____ Records for processing
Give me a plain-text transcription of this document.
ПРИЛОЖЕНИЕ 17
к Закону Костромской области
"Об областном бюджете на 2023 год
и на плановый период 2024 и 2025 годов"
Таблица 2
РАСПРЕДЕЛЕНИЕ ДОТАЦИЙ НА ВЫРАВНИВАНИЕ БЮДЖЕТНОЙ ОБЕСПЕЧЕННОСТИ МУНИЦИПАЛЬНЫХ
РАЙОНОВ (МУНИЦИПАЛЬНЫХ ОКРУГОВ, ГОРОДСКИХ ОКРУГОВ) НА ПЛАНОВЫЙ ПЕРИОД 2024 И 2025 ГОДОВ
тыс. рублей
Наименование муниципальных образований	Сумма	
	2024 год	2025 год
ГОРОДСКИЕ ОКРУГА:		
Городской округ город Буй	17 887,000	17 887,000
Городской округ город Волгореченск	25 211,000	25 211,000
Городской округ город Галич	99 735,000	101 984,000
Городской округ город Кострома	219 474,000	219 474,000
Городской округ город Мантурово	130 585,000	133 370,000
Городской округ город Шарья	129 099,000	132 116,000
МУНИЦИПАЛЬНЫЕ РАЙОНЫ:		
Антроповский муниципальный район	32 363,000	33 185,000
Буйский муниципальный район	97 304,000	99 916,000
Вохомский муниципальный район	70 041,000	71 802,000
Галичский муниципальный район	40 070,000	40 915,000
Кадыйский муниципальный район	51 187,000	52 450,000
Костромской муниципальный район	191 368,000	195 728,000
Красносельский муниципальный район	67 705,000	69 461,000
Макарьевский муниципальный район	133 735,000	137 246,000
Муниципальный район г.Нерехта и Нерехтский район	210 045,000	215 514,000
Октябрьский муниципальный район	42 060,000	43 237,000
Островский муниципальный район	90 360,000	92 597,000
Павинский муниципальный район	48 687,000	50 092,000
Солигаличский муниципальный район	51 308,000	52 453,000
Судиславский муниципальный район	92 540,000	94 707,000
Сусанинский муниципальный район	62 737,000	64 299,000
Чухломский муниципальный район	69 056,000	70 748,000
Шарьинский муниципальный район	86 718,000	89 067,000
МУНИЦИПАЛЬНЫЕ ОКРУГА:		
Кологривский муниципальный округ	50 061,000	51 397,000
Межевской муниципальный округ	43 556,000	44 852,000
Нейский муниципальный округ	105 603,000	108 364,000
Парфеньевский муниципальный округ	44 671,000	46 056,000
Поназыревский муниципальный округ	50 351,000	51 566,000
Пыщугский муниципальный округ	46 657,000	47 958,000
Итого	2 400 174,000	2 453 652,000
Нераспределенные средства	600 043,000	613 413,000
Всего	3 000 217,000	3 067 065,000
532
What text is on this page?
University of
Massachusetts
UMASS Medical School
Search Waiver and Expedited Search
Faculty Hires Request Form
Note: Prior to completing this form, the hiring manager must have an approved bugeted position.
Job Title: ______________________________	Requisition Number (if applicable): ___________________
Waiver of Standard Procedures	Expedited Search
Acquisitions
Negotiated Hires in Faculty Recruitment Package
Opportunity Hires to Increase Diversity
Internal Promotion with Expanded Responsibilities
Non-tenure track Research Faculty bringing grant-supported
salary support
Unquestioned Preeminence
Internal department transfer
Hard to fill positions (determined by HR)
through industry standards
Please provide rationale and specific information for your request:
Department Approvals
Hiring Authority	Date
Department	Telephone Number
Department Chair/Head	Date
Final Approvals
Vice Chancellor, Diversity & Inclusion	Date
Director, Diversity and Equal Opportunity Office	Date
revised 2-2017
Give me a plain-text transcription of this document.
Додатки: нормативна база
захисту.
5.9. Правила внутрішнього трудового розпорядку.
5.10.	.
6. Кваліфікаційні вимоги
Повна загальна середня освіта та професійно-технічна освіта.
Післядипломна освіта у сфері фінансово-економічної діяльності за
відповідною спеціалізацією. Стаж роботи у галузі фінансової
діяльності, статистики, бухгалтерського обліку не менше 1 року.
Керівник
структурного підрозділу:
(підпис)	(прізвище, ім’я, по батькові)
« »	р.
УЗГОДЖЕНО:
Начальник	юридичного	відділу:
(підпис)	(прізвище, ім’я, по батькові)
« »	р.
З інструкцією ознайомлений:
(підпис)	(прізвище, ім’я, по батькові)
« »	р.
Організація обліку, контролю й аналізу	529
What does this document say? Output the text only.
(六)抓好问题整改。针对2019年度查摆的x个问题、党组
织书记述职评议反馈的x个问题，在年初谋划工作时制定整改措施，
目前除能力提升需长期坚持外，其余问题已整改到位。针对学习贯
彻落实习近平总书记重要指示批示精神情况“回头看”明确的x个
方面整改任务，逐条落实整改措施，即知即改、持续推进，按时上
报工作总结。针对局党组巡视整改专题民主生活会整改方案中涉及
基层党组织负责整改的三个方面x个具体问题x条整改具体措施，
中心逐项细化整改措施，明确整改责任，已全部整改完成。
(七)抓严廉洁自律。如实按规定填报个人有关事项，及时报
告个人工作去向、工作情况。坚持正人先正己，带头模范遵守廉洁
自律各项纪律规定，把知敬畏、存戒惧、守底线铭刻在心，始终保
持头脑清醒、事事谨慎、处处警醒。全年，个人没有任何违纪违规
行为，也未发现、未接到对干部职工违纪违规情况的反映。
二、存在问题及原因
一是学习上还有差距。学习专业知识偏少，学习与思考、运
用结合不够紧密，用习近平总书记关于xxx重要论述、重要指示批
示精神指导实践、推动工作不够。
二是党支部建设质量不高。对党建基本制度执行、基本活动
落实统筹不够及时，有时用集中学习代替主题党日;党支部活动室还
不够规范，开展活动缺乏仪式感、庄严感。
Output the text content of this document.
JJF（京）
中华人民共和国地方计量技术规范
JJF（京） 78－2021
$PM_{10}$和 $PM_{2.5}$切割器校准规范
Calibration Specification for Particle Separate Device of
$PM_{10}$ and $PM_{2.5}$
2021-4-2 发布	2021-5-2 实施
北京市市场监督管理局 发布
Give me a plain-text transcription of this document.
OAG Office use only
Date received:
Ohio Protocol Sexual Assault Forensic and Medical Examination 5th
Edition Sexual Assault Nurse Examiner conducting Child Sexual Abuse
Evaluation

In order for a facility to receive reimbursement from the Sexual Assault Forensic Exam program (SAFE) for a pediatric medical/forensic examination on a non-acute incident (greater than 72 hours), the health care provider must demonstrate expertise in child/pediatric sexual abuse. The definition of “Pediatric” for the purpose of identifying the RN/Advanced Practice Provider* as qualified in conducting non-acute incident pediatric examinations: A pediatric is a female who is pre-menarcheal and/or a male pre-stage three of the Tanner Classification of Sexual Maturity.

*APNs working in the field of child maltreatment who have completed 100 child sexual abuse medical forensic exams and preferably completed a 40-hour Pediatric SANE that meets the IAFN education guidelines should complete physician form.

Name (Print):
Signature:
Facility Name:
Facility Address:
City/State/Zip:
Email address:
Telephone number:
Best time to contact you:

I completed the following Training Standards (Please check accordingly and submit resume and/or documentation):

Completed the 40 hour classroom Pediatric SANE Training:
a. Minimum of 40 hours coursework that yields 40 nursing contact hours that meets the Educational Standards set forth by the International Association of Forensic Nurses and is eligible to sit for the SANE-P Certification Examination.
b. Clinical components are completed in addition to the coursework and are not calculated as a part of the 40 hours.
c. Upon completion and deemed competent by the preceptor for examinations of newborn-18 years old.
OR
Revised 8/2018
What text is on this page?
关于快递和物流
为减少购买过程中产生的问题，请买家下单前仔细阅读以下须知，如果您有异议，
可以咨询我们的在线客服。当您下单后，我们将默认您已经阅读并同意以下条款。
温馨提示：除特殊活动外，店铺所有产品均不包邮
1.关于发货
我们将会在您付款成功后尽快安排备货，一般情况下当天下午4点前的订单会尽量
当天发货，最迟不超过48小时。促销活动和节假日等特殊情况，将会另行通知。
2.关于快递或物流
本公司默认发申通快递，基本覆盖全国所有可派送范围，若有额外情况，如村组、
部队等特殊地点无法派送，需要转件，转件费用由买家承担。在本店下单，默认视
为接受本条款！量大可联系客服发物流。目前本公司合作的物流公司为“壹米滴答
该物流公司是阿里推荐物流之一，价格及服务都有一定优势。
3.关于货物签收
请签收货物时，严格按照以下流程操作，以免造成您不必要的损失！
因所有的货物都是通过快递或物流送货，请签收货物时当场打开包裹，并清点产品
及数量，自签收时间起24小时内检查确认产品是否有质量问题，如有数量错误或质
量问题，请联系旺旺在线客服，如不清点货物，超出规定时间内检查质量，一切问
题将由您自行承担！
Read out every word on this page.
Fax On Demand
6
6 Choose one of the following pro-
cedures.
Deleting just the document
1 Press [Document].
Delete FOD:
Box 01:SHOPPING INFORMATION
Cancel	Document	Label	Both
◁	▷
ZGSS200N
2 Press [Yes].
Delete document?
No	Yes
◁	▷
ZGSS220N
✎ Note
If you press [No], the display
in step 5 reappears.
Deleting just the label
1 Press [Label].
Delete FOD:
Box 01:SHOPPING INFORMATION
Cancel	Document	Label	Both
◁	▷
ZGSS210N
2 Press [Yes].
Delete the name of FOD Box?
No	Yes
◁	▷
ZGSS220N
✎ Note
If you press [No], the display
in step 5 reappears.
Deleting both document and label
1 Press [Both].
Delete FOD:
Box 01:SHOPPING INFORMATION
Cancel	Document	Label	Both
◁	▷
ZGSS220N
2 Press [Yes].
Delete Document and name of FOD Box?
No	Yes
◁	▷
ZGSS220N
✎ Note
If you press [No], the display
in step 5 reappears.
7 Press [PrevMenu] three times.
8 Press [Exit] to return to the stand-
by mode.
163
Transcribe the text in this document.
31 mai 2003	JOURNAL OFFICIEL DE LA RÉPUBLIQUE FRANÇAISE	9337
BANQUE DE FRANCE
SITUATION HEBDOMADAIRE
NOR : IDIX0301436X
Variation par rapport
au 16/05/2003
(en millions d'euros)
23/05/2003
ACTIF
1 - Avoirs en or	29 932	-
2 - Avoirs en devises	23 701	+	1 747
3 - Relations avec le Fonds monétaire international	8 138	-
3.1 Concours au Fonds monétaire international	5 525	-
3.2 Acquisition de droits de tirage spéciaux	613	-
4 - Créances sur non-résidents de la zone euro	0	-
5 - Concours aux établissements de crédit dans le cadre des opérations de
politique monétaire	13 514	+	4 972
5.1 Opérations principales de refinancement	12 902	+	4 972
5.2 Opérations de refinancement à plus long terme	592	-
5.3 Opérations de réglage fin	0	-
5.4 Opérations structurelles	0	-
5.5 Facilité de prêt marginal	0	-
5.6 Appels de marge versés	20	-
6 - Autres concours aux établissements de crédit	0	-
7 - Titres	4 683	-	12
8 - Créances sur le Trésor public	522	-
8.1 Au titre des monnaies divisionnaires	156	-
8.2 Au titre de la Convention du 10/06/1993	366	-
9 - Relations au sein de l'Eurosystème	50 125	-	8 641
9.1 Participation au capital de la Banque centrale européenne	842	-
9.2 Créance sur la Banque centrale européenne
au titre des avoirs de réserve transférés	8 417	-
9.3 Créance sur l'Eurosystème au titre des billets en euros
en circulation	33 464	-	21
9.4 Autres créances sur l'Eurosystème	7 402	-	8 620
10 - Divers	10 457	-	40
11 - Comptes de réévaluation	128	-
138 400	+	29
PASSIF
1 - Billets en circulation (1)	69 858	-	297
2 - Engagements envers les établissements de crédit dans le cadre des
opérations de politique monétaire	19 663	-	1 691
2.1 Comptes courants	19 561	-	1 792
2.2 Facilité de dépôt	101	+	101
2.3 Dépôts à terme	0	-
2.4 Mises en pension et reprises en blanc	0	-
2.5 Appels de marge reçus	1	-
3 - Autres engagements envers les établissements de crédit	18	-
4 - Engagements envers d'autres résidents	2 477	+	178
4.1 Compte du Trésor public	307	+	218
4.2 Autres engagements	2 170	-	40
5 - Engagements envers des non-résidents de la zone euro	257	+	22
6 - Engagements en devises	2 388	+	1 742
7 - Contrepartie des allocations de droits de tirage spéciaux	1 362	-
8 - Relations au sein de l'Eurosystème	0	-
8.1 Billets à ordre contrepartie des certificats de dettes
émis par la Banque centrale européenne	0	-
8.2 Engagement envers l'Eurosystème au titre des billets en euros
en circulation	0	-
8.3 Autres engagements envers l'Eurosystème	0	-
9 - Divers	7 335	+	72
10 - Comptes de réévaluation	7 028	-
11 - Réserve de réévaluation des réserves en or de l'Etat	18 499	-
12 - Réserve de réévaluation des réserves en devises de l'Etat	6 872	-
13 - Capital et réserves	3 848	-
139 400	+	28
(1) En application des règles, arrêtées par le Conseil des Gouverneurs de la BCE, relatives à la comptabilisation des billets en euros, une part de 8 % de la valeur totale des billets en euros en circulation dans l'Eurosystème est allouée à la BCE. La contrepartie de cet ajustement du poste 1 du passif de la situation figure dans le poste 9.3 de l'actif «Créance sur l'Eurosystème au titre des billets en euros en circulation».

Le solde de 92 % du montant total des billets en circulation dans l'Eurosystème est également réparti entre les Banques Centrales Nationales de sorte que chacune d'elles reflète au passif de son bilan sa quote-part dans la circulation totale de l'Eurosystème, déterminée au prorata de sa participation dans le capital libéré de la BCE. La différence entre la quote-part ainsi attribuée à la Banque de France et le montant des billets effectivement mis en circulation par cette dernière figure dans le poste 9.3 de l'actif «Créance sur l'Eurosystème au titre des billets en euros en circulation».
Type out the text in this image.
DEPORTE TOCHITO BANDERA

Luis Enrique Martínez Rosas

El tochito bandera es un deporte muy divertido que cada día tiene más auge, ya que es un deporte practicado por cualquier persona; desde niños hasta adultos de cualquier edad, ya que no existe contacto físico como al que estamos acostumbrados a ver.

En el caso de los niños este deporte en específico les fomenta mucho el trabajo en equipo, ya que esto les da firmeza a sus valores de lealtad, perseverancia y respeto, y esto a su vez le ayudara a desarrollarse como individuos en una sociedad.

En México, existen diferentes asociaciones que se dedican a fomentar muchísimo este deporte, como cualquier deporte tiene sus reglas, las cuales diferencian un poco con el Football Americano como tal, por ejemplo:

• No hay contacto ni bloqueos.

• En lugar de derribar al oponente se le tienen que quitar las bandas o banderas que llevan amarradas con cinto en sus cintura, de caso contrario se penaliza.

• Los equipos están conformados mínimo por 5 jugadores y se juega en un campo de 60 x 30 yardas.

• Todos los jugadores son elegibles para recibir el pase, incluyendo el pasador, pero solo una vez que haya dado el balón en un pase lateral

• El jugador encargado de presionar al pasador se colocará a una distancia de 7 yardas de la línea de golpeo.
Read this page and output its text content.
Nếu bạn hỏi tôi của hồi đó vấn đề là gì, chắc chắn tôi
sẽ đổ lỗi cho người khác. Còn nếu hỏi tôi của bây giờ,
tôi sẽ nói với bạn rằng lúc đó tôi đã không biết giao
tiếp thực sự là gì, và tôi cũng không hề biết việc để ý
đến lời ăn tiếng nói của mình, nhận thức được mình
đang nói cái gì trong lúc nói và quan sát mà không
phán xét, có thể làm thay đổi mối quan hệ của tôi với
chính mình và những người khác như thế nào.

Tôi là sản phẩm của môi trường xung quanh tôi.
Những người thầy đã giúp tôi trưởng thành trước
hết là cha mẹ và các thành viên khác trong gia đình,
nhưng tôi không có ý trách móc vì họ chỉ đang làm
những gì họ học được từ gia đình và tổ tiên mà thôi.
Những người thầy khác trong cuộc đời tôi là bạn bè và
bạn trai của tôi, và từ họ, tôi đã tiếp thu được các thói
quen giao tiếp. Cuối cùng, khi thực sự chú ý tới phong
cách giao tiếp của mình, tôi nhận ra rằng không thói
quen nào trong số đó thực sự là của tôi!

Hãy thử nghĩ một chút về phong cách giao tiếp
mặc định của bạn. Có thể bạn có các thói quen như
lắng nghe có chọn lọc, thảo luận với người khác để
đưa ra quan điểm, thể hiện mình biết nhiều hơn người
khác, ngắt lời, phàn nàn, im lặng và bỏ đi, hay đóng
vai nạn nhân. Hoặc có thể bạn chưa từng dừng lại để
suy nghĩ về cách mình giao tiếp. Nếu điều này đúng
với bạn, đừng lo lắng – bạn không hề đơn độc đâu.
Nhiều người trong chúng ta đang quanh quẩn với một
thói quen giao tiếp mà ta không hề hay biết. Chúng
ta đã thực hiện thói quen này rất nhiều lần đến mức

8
________
Pick out all lines from the data above in which the word "МУНИЦИПАЛЬНЫЕ" appears.

→ **Exercise response**
МУНИЦИПАЛЬНЫЕ РАЙОНЫ:		
МУНИЦИПАЛЬНЫЕ ОКРУГА:		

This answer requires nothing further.